TASK TO COMPLETE: Lines that hold the word "Firefox" should be located and copied.
[BEGIN EXTRACTED DATA]
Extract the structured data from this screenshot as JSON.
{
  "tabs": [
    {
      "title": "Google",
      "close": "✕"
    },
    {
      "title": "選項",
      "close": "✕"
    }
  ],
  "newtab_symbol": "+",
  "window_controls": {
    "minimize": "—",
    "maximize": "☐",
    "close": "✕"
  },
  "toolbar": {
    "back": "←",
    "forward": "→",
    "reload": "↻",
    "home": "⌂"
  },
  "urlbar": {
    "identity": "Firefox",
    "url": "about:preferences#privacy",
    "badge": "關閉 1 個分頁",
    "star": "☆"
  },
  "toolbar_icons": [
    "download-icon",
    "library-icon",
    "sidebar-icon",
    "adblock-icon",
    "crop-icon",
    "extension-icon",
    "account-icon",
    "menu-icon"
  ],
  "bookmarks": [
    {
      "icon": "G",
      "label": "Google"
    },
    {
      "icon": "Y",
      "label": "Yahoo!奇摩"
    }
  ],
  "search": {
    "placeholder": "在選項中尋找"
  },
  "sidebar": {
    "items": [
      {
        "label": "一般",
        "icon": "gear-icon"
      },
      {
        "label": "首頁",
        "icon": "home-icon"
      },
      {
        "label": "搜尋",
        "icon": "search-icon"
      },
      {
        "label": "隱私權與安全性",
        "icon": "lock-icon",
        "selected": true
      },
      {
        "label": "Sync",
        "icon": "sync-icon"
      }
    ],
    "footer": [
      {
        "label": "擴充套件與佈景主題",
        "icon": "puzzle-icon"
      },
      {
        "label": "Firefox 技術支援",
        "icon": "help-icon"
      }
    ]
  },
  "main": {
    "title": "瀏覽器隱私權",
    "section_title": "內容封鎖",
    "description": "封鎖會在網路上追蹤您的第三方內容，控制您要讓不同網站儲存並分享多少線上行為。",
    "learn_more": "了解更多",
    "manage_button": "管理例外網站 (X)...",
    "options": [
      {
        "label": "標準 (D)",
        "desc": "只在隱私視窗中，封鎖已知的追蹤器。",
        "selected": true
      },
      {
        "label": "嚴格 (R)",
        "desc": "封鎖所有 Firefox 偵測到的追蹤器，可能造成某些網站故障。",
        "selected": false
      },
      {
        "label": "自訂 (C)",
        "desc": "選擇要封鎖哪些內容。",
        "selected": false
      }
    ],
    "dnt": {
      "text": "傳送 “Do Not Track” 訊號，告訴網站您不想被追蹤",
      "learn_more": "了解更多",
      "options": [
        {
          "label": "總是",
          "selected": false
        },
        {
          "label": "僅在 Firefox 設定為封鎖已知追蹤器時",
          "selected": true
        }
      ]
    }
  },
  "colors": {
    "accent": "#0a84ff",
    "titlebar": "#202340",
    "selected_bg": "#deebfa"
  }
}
[END EXTRACTED DATA]
EXERCISE ANSWER:
    "identity": "Firefox",
        "label": "Firefox 技術支援",
        "desc": "封鎖所有 Firefox 偵測到的追蹤器，可能造成某些網站故障。",
          "label": "僅在 Firefox 設定為封鎖已知追蹤器時",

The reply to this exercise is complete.